Write the entries out again exactly as they stand, but without the pictures.

◆ Source material ◆
▽
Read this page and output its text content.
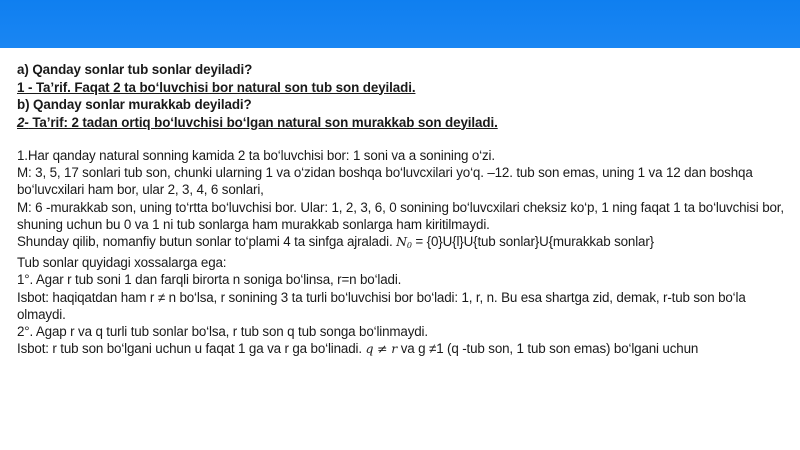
a) Qanday sonlar tub sonlar deyiladi?
1 - Ta’rif. Faqat 2 ta bo‘luvchisi bor natural son tub son deyiladi.
b) Qanday sonlar murakkab deyiladi?
2- Ta’rif: 2 tadan ortiq bo‘luvchisi bo‘lgan natural son murakkab son deyiladi.

1.Har qanday natural sonning kamida 2 ta bo‘luvchisi bor: 1 soni va a sonining o‘zi.

M: 3, 5, 17 sonlari tub son, chunki ularning 1 va o‘zidan boshqa bo‘luvcxilari yo‘q. –12. tub son emas, uning 1 va 12 dan boshqa bo‘luvcxilari ham bor, ular 2, 3, 4, 6 sonlari,

M: 6 -murakkab son, uning to‘rtta bo‘luvchisi bor. Ular: 1, 2, 3, 6, 0 sonining bo‘luvcxilari cheksiz ko‘p, 1 ning faqat 1 ta bo‘luvchisi bor, shuning uchun bu 0 va 1 ni tub sonlarga ham murakkab sonlarga ham kiritilmaydi.

Shunday qilib, nomanfiy butun sonlar to‘plami 4 ta sinfga ajraladi. $N_0 = \{0\}U\{l\}U\{tub$ sonlar}U{murakkab sonlar}

Tub sonlar quyidagi xossalarga ega:

1°. Agar r tub soni 1 dan farqli birorta n soniga bo‘linsa, r=n bo‘ladi.

Isbot: haqiqatdan ham r ≠ n bo‘lsa, r sonining 3 ta turli bo‘luvchisi bor bo‘ladi: 1, r, n. Bu esa shartga zid, demak, r-tub son bo‘la olmaydi.

2°. Agap r va q turli tub sonlar bo‘lsa, r tub son q tub songa bo‘linmaydi.

Isbot: r tub son bo‘lgani uchun u faqat 1 ga va r ga bo‘linadi. q ≠ r va g ≠1 (q -tub son, 1 tub son emas) bo‘lgani uchun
△
◆ Problem solution ◆
Read this page and output its text content.
a) Qanday sonlar tub sonlar deyiladi?
1 - Ta’rif. Faqat 2 ta bo‘luvchisi bor natural son tub son deyiladi.
b) Qanday sonlar murakkab deyiladi?
2- Ta’rif: 2 tadan ortiq bo‘luvchisi bo‘lgan natural son murakkab son deyiladi.

1.Har qanday natural sonning kamida 2 ta bo‘luvchisi bor: 1 soni va a sonining o‘zi.

M: 3, 5, 17 sonlari tub son, chunki ularning 1 va o‘zidan boshqa bo‘luvcxilari yo‘q. –12. tub son emas, uning 1 va 12 dan boshqa bo‘luvcxilari ham bor, ular 2, 3, 4, 6 sonlari,

M: 6 -murakkab son, uning to‘rtta bo‘luvchisi bor. Ular: 1, 2, 3, 6, 0 sonining bo‘luvcxilari cheksiz ko‘p, 1 ning faqat 1 ta bo‘luvchisi bor, shuning uchun bu 0 va 1 ni tub sonlarga ham murakkab sonlarga ham kiritilmaydi.

Shunday qilib, nomanfiy butun sonlar to‘plami 4 ta sinfga ajraladi. $N_0 = \{0\}U\{l\}U\{tub$ sonlar}U{murakkab sonlar}

Tub sonlar quyidagi xossalarga ega:

1°. Agar r tub soni 1 dan farqli birorta n soniga bo‘linsa, r=n bo‘ladi.

Isbot: haqiqatdan ham r ≠ n bo‘lsa, r sonining 3 ta turli bo‘luvchisi bor bo‘ladi: 1, r, n. Bu esa shartga zid, demak, r-tub son bo‘la olmaydi.

2°. Agap r va q turli tub sonlar bo‘lsa, r tub son q tub songa bo‘linmaydi.

Isbot: r tub son bo‘lgani uchun u faqat 1 ga va r ga bo‘linadi. q ≠ r va g ≠1 (q -tub son, 1 tub son emas) bo‘lgani uchun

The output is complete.